- _YOUR GOAL_
Go through the entries below and copy each line containing the word "accessions".

- _INPUT RECORDS_
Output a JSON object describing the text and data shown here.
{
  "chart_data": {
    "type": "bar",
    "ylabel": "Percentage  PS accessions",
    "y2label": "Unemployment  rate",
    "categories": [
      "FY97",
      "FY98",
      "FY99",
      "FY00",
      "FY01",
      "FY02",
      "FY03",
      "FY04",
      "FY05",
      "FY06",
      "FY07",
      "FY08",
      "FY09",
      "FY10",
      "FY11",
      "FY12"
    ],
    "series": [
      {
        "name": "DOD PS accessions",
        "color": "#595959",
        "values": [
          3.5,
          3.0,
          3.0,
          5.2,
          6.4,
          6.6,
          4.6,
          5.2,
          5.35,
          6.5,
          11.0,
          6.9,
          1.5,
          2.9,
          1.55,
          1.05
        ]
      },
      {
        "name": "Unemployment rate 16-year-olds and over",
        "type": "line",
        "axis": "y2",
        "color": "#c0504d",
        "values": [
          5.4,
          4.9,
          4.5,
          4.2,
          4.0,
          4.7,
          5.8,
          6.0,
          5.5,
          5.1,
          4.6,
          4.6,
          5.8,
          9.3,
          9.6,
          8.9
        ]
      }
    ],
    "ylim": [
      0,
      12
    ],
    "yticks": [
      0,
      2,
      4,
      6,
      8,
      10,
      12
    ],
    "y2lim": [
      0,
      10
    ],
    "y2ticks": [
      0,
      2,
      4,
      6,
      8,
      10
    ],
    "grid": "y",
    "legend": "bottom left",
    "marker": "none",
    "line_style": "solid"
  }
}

- _SOLUTION TO THE PROBLEM_
    "ylabel": "Percentage  PS accessions",
        "name": "DOD PS accessions",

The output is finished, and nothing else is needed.